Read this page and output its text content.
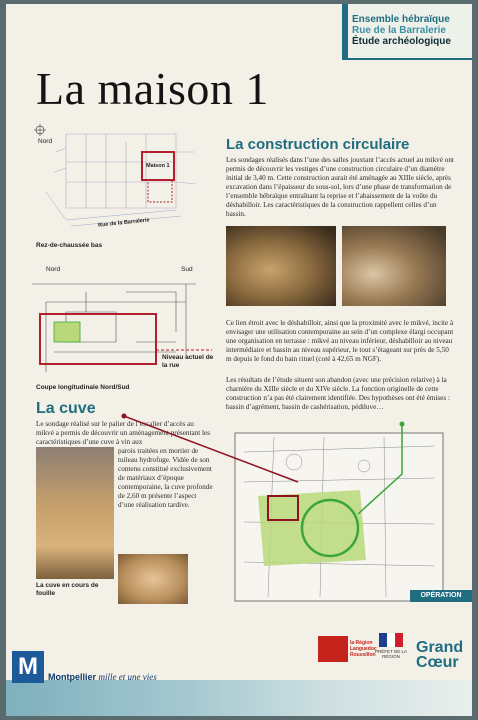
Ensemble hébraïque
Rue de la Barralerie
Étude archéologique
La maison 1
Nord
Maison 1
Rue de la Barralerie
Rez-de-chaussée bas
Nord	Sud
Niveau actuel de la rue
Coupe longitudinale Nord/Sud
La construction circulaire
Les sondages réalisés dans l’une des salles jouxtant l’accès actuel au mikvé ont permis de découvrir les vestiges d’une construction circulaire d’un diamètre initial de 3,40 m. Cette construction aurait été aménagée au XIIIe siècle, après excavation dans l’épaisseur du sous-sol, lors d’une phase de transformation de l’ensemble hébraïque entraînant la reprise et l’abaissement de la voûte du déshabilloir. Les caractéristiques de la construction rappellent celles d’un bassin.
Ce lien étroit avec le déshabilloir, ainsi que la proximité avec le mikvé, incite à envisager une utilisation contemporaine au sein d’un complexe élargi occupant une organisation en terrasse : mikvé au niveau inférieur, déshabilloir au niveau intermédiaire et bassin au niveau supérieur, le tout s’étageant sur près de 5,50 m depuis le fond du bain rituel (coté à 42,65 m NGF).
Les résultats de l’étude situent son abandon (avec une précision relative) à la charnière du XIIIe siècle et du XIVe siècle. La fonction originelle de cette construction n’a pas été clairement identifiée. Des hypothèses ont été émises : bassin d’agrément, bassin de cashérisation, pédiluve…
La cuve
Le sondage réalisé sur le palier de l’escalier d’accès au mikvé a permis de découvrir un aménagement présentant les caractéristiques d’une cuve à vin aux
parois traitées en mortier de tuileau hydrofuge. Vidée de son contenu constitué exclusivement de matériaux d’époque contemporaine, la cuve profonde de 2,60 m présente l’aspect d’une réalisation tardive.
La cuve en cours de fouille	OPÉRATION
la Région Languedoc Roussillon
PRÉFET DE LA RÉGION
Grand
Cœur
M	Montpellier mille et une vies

=-=-=

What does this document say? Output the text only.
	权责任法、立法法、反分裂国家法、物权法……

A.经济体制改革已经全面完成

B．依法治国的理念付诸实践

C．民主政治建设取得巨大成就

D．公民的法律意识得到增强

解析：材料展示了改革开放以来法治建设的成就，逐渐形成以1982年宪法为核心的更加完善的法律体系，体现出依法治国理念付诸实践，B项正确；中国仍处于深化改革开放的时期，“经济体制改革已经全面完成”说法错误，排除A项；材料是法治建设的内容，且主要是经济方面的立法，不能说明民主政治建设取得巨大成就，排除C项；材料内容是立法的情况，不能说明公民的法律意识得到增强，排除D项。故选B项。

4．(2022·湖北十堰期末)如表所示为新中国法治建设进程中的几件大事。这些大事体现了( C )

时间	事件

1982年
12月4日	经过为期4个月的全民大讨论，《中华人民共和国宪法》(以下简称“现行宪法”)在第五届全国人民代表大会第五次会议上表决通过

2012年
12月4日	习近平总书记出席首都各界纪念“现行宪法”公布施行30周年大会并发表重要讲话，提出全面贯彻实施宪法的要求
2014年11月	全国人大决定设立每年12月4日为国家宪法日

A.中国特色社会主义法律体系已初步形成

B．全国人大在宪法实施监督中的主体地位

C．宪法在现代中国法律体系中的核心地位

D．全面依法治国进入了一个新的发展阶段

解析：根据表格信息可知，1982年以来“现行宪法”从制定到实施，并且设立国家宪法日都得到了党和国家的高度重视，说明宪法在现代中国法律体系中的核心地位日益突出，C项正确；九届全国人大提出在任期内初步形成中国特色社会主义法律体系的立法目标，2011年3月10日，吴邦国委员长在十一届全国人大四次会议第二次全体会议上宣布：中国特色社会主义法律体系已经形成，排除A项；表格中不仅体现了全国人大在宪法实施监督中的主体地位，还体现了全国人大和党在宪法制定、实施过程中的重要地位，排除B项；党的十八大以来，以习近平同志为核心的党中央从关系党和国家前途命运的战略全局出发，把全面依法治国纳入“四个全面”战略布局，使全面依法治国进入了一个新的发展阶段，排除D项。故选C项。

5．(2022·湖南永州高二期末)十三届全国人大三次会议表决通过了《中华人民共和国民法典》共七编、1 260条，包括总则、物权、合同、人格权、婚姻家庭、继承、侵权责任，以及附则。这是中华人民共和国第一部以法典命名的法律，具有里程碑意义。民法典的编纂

=-=-=

◆ EXERCISE TASK
Every line of the listing that holds "siècle" is to be counted; give only the resulting number.

◆ ANSWER TO THE EXERCISE
2